**REQUEST:** Set down the material once more, exactly as it appears.

(Records from a data collection)
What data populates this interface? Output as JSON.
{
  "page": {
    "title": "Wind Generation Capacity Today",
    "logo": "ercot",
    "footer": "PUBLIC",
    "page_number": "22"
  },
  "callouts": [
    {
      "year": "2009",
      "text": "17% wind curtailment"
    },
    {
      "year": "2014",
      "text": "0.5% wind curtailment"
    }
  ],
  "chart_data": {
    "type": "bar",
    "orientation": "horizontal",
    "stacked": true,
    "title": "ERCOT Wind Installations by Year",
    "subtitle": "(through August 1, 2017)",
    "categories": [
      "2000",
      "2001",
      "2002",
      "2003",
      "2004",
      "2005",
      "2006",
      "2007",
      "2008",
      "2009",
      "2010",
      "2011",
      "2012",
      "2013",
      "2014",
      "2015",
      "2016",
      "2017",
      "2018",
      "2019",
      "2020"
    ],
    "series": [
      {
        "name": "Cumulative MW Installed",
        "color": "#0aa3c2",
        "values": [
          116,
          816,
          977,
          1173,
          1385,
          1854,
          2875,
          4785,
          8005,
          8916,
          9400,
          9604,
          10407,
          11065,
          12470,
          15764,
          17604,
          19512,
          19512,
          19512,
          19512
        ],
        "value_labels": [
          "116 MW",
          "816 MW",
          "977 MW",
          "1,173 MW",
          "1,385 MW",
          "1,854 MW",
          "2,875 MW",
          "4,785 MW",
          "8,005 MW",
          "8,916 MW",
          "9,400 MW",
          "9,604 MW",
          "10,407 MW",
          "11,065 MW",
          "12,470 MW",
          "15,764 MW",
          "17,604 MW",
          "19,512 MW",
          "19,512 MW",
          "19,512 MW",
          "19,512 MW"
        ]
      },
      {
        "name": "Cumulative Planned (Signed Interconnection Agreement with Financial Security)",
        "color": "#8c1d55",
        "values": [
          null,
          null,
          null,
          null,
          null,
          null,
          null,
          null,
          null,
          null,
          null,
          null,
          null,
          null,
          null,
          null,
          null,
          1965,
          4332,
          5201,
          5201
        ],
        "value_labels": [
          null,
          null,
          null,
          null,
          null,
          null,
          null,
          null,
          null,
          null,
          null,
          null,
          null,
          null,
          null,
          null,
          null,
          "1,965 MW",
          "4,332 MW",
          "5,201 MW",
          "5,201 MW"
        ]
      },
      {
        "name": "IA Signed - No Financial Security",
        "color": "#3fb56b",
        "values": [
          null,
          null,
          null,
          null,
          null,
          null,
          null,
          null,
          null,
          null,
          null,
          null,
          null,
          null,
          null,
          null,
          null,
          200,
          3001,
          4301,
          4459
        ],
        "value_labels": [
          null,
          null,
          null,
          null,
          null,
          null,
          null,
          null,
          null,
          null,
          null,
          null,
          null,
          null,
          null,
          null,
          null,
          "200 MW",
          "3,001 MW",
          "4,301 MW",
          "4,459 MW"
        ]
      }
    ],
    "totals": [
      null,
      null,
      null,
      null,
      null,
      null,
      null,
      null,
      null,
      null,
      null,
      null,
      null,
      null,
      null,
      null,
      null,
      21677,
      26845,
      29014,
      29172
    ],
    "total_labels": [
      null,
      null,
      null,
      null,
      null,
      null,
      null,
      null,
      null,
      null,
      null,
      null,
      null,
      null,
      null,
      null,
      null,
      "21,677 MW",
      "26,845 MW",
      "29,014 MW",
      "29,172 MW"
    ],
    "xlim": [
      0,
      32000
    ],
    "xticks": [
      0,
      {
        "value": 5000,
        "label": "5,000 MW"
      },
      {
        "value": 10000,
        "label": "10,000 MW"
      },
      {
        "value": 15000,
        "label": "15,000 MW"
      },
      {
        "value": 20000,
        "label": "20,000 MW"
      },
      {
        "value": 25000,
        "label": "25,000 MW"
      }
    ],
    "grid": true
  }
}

**EXERCISE RESPONSE:**
What data populates this interface? Output as JSON.
{
  "page": {
    "title": "Wind Generation Capacity Today",
    "logo": "ercot",
    "footer": "PUBLIC",
    "page_number": "22"
  },
  "callouts": [
    {
      "year": "2009",
      "text": "17% wind curtailment"
    },
    {
      "year": "2014",
      "text": "0.5% wind curtailment"
    }
  ],
  "chart_data": {
    "type": "bar",
    "orientation": "horizontal",
    "stacked": true,
    "title": "ERCOT Wind Installations by Year",
    "subtitle": "(through August 1, 2017)",
    "categories": [
      "2000",
      "2001",
      "2002",
      "2003",
      "2004",
      "2005",
      "2006",
      "2007",
      "2008",
      "2009",
      "2010",
      "2011",
      "2012",
      "2013",
      "2014",
      "2015",
      "2016",
      "2017",
      "2018",
      "2019",
      "2020"
    ],
    "series": [
      {
        "name": "Cumulative MW Installed",
        "color": "#0aa3c2",
        "values": [
          116,
          816,
          977,
          1173,
          1385,
          1854,
          2875,
          4785,
          8005,
          8916,
          9400,
          9604,
          10407,
          11065,
          12470,
          15764,
          17604,
          19512,
          19512,
          19512,
          19512
        ],
        "value_labels": [
          "116 MW",
          "816 MW",
          "977 MW",
          "1,173 MW",
          "1,385 MW",
          "1,854 MW",
          "2,875 MW",
          "4,785 MW",
          "8,005 MW",
          "8,916 MW",
          "9,400 MW",
          "9,604 MW",
          "10,407 MW",
          "11,065 MW",
          "12,470 MW",
          "15,764 MW",
          "17,604 MW",
          "19,512 MW",
          "19,512 MW",
          "19,512 MW",
          "19,512 MW"
        ]
      },
      {
        "name": "Cumulative Planned (Signed Interconnection Agreement with Financial Security)",
        "color": "#8c1d55",
        "values": [
          null,
          null,
          null,
          null,
          null,
          null,
          null,
          null,
          null,
          null,
          null,
          null,
          null,
          null,
          null,
          null,
          null,
          1965,
          4332,
          5201,
          5201
        ],
        "value_labels": [
          null,
          null,
          null,
          null,
          null,
          null,
          null,
          null,
          null,
          null,
          null,
          null,
          null,
          null,
          null,
          null,
          null,
          "1,965 MW",
          "4,332 MW",
          "5,201 MW",
          "5,201 MW"
        ]
      },
      {
        "name": "IA Signed - No Financial Security",
        "color": "#3fb56b",
        "values": [
          null,
          null,
          null,
          null,
          null,
          null,
          null,
          null,
          null,
          null,
          null,
          null,
          null,
          null,
          null,
          null,
          null,
          200,
          3001,
          4301,
          4459
        ],
        "value_labels": [
          null,
          null,
          null,
          null,
          null,
          null,
          null,
          null,
          null,
          null,
          null,
          null,
          null,
          null,
          null,
          null,
          null,
          "200 MW",
          "3,001 MW",
          "4,301 MW",
          "4,459 MW"
        ]
      }
    ],
    "totals": [
      null,
      null,
      null,
      null,
      null,
      null,
      null,
      null,
      null,
      null,
      null,
      null,
      null,
      null,
      null,
      null,
      null,
      21677,
      26845,
      29014,
      29172
    ],
    "total_labels": [
      null,
      null,
      null,
      null,
      null,
      null,
      null,
      null,
      null,
      null,
      null,
      null,
      null,
      null,
      null,
      null,
      null,
      "21,677 MW",
      "26,845 MW",
      "29,014 MW",
      "29,172 MW"
    ],
    "xlim": [
      0,
      32000
    ],
    "xticks": [
      0,
      {
        "value": 5000,
        "label": "5,000 MW"
      },
      {
        "value": 10000,
        "label": "10,000 MW"
      },
      {
        "value": 15000,
        "label": "15,000 MW"
      },
      {
        "value": 20000,
        "label": "20,000 MW"
      },
      {
        "value": 25000,
        "label": "25,000 MW"
      }
    ],
    "grid": true
  }
}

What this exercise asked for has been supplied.